---------- Supplied entries

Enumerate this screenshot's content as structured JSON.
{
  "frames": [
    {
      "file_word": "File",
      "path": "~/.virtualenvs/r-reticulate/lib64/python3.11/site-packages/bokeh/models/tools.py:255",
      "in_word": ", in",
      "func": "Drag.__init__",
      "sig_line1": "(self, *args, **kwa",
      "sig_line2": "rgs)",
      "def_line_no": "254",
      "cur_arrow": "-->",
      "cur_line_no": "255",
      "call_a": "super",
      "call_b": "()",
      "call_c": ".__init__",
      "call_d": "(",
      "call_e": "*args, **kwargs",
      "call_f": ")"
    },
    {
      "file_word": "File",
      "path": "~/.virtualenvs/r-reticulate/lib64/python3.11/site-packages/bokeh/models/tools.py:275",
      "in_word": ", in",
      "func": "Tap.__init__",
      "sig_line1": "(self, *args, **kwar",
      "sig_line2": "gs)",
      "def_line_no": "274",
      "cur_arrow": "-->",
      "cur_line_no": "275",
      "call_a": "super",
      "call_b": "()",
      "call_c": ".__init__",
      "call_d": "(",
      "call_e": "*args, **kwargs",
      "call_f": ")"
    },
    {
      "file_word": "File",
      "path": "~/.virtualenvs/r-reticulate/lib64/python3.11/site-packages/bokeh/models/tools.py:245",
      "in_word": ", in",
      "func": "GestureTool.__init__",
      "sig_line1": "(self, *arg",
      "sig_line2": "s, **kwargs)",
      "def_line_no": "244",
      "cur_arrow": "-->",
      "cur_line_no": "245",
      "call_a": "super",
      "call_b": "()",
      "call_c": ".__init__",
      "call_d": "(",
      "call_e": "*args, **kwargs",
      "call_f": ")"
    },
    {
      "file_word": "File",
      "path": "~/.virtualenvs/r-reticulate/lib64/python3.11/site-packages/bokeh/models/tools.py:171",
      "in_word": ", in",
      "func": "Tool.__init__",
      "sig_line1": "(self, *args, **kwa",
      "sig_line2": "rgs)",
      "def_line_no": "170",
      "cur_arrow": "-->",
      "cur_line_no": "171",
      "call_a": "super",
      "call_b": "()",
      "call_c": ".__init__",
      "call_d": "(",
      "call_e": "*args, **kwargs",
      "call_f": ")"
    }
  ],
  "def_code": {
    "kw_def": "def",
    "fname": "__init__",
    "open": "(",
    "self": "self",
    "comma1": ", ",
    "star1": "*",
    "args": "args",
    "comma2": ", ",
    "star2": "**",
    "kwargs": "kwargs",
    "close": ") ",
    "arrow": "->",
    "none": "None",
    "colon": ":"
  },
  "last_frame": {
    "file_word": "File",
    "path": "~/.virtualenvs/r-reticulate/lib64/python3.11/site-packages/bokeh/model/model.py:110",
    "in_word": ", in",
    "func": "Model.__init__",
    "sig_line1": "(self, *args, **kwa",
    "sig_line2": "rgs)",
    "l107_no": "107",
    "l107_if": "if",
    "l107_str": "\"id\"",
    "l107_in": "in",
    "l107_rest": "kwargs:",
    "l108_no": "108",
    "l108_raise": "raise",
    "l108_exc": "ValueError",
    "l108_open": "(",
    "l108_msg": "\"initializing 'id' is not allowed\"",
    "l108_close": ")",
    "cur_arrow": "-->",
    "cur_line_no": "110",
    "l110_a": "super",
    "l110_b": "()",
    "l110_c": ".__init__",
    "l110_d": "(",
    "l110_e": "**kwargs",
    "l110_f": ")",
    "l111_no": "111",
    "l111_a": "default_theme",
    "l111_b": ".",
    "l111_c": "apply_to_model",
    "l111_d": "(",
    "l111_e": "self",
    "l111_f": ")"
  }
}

--------------------

> What you will do:
All lines in the data that contain the word "func" should be copied.

> Result of the exercise:
      "func": "Drag.__init__",
      "func": "Tap.__init__",
      "func": "GestureTool.__init__",
      "func": "Tool.__init__",
    "func": "Model.__init__",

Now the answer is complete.